● Work to be completed: Transcribe all the records exactly and omit any images they hold.

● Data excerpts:
BEGIN

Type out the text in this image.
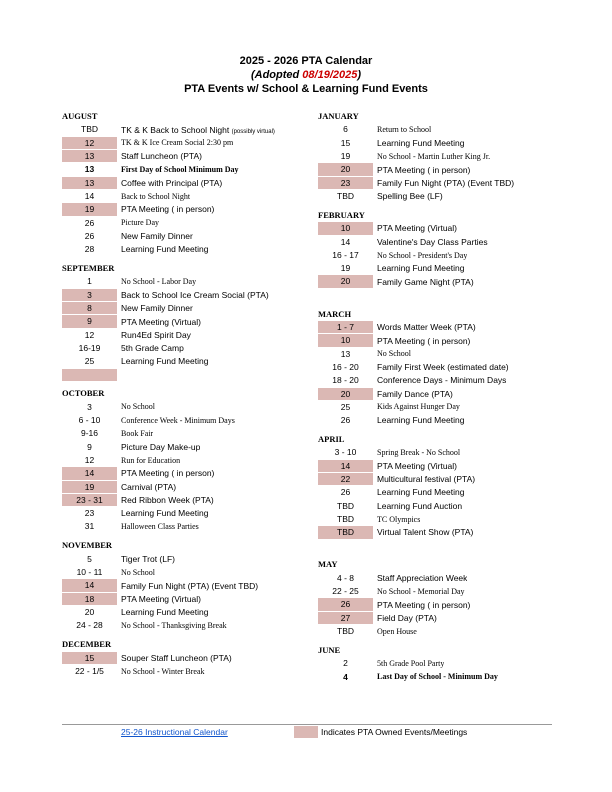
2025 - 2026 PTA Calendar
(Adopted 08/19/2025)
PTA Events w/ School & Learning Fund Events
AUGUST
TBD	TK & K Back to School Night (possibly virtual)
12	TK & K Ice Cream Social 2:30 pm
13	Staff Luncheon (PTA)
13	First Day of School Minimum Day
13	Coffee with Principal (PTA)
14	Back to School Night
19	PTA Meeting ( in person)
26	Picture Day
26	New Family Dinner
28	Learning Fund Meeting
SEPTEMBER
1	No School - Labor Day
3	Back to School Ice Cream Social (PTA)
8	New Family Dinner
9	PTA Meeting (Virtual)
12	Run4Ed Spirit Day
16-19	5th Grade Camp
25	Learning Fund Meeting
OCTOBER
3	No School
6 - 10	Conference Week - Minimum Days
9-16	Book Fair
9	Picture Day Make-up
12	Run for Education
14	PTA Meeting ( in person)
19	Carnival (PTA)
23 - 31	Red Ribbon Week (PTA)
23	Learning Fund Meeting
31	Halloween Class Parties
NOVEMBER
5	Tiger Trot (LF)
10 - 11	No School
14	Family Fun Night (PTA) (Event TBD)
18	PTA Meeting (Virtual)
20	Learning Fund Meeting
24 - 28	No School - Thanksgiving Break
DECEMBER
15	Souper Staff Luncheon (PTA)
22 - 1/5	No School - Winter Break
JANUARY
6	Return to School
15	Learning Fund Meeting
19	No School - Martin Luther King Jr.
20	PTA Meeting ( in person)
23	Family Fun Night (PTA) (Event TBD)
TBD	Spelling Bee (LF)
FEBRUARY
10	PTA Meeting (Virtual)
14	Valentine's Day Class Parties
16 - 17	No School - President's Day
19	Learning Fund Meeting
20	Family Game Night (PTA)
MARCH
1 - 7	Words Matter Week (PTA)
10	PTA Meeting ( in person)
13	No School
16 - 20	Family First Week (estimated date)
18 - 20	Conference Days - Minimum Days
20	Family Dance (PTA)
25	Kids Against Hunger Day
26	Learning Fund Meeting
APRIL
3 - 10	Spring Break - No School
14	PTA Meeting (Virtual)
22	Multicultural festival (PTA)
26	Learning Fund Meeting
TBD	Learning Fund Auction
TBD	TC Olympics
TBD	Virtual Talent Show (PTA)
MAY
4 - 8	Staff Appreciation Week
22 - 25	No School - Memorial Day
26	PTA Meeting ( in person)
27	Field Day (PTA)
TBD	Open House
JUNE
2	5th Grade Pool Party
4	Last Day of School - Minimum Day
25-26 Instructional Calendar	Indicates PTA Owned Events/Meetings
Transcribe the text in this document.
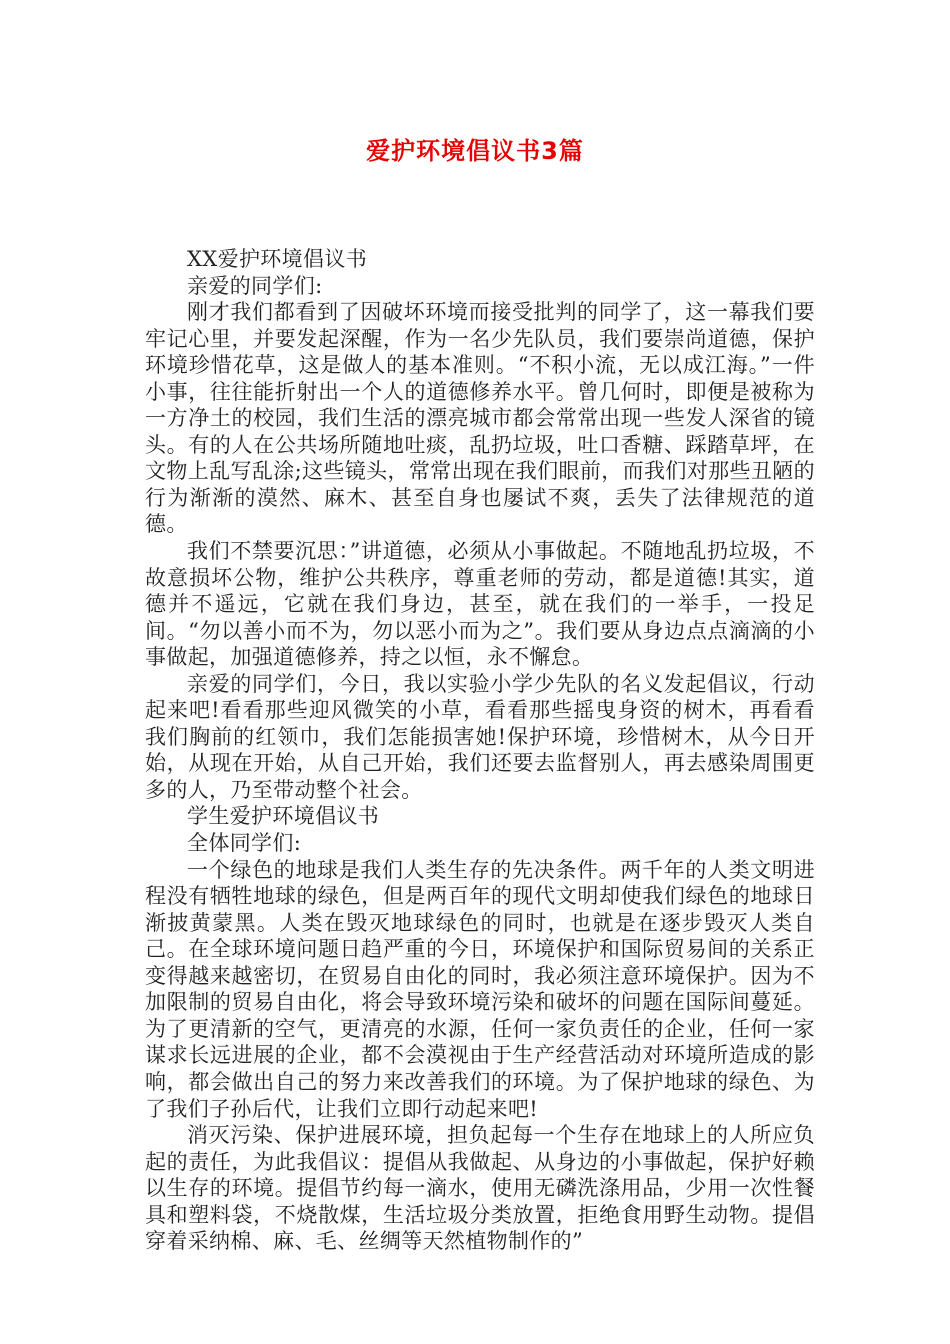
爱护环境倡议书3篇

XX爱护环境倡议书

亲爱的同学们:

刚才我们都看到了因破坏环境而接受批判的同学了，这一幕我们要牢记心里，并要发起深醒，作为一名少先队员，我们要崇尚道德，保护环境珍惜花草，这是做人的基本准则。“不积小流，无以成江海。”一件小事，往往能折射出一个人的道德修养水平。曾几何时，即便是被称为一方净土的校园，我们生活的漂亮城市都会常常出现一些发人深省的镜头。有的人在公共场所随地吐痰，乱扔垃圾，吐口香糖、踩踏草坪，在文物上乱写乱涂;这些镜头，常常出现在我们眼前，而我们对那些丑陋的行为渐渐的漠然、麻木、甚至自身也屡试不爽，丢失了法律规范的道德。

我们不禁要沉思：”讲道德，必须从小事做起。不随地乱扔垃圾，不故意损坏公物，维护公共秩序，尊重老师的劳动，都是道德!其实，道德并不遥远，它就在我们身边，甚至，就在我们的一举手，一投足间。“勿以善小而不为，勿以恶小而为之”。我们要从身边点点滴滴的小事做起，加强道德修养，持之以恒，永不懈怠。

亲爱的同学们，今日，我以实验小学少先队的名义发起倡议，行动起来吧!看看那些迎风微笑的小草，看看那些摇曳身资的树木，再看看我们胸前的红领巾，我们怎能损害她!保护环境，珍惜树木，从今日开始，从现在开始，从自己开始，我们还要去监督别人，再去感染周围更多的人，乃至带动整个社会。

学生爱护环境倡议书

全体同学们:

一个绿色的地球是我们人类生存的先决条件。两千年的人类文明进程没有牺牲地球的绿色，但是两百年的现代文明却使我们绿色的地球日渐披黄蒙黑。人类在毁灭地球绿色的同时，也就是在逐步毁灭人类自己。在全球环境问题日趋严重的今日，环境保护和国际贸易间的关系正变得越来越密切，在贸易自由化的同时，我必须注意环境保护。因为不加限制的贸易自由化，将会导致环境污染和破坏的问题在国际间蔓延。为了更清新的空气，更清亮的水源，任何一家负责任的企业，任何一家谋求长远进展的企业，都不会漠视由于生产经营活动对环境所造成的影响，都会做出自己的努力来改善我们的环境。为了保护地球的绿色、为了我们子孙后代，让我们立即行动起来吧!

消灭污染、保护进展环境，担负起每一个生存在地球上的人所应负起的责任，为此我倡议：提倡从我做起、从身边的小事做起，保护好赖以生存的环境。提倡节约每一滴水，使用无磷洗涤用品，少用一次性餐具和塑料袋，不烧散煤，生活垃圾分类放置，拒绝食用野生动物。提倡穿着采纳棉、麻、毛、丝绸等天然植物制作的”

END

● Completed task:
Type out the text in this image.
2025 - 2026 PTA Calendar
(Adopted 08/19/2025)
PTA Events w/ School & Learning Fund Events
AUGUST
TBD	TK & K Back to School Night (possibly virtual)
12	TK & K Ice Cream Social 2:30 pm
13	Staff Luncheon (PTA)
13	First Day of School Minimum Day
13	Coffee with Principal (PTA)
14	Back to School Night
19	PTA Meeting ( in person)
26	Picture Day
26	New Family Dinner
28	Learning Fund Meeting
SEPTEMBER
1	No School - Labor Day
3	Back to School Ice Cream Social (PTA)
8	New Family Dinner
9	PTA Meeting (Virtual)
12	Run4Ed Spirit Day
16-19	5th Grade Camp
25	Learning Fund Meeting
OCTOBER
3	No School
6 - 10	Conference Week - Minimum Days
9-16	Book Fair
9	Picture Day Make-up
12	Run for Education
14	PTA Meeting ( in person)
19	Carnival (PTA)
23 - 31	Red Ribbon Week (PTA)
23	Learning Fund Meeting
31	Halloween Class Parties
NOVEMBER
5	Tiger Trot (LF)
10 - 11	No School
14	Family Fun Night (PTA) (Event TBD)
18	PTA Meeting (Virtual)
20	Learning Fund Meeting
24 - 28	No School - Thanksgiving Break
DECEMBER
15	Souper Staff Luncheon (PTA)
22 - 1/5	No School - Winter Break
JANUARY
6	Return to School
15	Learning Fund Meeting
19	No School - Martin Luther King Jr.
20	PTA Meeting ( in person)
23	Family Fun Night (PTA) (Event TBD)
TBD	Spelling Bee (LF)
FEBRUARY
10	PTA Meeting (Virtual)
14	Valentine's Day Class Parties
16 - 17	No School - President's Day
19	Learning Fund Meeting
20	Family Game Night (PTA)
MARCH
1 - 7	Words Matter Week (PTA)
10	PTA Meeting ( in person)
13	No School
16 - 20	Family First Week (estimated date)
18 - 20	Conference Days - Minimum Days
20	Family Dance (PTA)
25	Kids Against Hunger Day
26	Learning Fund Meeting
APRIL
3 - 10	Spring Break - No School
14	PTA Meeting (Virtual)
22	Multicultural festival (PTA)
26	Learning Fund Meeting
TBD	Learning Fund Auction
TBD	TC Olympics
TBD	Virtual Talent Show (PTA)
MAY
4 - 8	Staff Appreciation Week
22 - 25	No School - Memorial Day
26	PTA Meeting ( in person)
27	Field Day (PTA)
TBD	Open House
JUNE
2	5th Grade Pool Party
4	Last Day of School - Minimum Day
25-26 Instructional Calendar	Indicates PTA Owned Events/Meetings
Transcribe the text in this document.
爱护环境倡议书3篇

XX爱护环境倡议书

亲爱的同学们:

刚才我们都看到了因破坏环境而接受批判的同学了，这一幕我们要牢记心里，并要发起深醒，作为一名少先队员，我们要崇尚道德，保护环境珍惜花草，这是做人的基本准则。“不积小流，无以成江海。”一件小事，往往能折射出一个人的道德修养水平。曾几何时，即便是被称为一方净土的校园，我们生活的漂亮城市都会常常出现一些发人深省的镜头。有的人在公共场所随地吐痰，乱扔垃圾，吐口香糖、踩踏草坪，在文物上乱写乱涂;这些镜头，常常出现在我们眼前，而我们对那些丑陋的行为渐渐的漠然、麻木、甚至自身也屡试不爽，丢失了法律规范的道德。

我们不禁要沉思：”讲道德，必须从小事做起。不随地乱扔垃圾，不故意损坏公物，维护公共秩序，尊重老师的劳动，都是道德!其实，道德并不遥远，它就在我们身边，甚至，就在我们的一举手，一投足间。“勿以善小而不为，勿以恶小而为之”。我们要从身边点点滴滴的小事做起，加强道德修养，持之以恒，永不懈怠。

亲爱的同学们，今日，我以实验小学少先队的名义发起倡议，行动起来吧!看看那些迎风微笑的小草，看看那些摇曳身资的树木，再看看我们胸前的红领巾，我们怎能损害她!保护环境，珍惜树木，从今日开始，从现在开始，从自己开始，我们还要去监督别人，再去感染周围更多的人，乃至带动整个社会。

学生爱护环境倡议书

全体同学们:

一个绿色的地球是我们人类生存的先决条件。两千年的人类文明进程没有牺牲地球的绿色，但是两百年的现代文明却使我们绿色的地球日渐披黄蒙黑。人类在毁灭地球绿色的同时，也就是在逐步毁灭人类自己。在全球环境问题日趋严重的今日，环境保护和国际贸易间的关系正变得越来越密切，在贸易自由化的同时，我必须注意环境保护。因为不加限制的贸易自由化，将会导致环境污染和破坏的问题在国际间蔓延。为了更清新的空气，更清亮的水源，任何一家负责任的企业，任何一家谋求长远进展的企业，都不会漠视由于生产经营活动对环境所造成的影响，都会做出自己的努力来改善我们的环境。为了保护地球的绿色、为了我们子孙后代，让我们立即行动起来吧!

消灭污染、保护进展环境，担负起每一个生存在地球上的人所应负起的责任，为此我倡议：提倡从我做起、从身边的小事做起，保护好赖以生存的环境。提倡节约每一滴水，使用无磷洗涤用品，少用一次性餐具和塑料袋，不烧散煤，生活垃圾分类放置，拒绝食用野生动物。提倡穿着采纳棉、麻、毛、丝绸等天然植物制作的”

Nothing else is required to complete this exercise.